_Required task_
Using the material that follows, identify and copy each line with the string "content".

* Start Records shown *

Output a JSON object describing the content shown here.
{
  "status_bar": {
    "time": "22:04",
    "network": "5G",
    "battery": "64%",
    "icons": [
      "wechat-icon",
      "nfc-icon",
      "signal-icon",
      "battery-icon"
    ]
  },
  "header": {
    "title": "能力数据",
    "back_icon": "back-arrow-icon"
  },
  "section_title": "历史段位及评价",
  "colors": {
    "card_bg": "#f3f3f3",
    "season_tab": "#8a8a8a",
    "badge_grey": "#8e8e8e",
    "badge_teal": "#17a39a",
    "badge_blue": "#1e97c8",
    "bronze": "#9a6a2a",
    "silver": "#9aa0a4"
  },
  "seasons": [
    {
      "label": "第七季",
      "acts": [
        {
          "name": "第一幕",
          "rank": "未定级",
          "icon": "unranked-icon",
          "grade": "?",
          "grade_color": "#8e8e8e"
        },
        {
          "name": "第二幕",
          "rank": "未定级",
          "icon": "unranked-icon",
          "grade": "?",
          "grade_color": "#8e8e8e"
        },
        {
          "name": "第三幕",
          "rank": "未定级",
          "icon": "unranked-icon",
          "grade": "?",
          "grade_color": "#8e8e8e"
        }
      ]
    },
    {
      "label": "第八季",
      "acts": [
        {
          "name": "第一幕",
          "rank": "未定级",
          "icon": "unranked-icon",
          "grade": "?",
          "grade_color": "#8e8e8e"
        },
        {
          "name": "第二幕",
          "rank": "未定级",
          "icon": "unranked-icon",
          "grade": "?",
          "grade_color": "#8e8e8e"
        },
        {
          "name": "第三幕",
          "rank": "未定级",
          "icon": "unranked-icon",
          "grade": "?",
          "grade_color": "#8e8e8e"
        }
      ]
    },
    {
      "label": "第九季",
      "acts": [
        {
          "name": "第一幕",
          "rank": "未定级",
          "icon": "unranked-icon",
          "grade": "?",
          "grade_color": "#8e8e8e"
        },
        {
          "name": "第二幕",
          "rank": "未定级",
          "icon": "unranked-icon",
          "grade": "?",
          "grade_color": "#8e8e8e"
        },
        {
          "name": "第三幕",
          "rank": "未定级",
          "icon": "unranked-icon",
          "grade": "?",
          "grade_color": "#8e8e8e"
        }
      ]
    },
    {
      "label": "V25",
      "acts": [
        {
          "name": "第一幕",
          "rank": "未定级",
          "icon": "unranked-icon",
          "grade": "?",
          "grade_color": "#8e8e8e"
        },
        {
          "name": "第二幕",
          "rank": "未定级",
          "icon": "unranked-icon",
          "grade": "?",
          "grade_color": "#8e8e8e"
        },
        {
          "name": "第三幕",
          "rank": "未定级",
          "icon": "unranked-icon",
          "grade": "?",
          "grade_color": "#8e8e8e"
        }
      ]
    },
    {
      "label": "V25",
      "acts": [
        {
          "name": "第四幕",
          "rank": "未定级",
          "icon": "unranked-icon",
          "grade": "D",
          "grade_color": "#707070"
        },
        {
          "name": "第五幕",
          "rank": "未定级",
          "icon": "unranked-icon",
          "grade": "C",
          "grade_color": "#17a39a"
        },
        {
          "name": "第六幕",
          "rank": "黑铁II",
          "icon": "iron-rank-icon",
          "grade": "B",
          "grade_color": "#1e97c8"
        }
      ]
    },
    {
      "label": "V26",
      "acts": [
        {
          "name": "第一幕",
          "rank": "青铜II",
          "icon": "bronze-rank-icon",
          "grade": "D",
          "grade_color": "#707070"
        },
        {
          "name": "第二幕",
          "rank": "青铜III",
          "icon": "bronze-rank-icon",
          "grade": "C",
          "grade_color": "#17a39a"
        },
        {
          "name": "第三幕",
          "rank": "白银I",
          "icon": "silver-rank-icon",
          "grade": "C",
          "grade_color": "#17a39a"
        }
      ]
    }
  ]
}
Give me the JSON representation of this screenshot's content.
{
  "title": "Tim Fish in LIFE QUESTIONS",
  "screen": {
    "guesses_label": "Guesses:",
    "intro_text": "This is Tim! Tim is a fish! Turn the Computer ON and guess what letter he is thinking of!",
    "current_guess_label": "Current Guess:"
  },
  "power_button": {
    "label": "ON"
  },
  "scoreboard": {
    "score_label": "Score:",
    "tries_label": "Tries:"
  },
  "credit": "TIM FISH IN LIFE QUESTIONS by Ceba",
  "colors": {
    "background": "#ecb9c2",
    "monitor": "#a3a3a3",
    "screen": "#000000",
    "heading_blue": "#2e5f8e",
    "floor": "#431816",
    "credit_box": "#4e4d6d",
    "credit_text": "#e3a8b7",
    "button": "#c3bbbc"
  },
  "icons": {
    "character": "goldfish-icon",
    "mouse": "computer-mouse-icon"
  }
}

* End Records shown *

_Problem solution_
Output a JSON object describing the content shown here.
Give me the JSON representation of this screenshot's content.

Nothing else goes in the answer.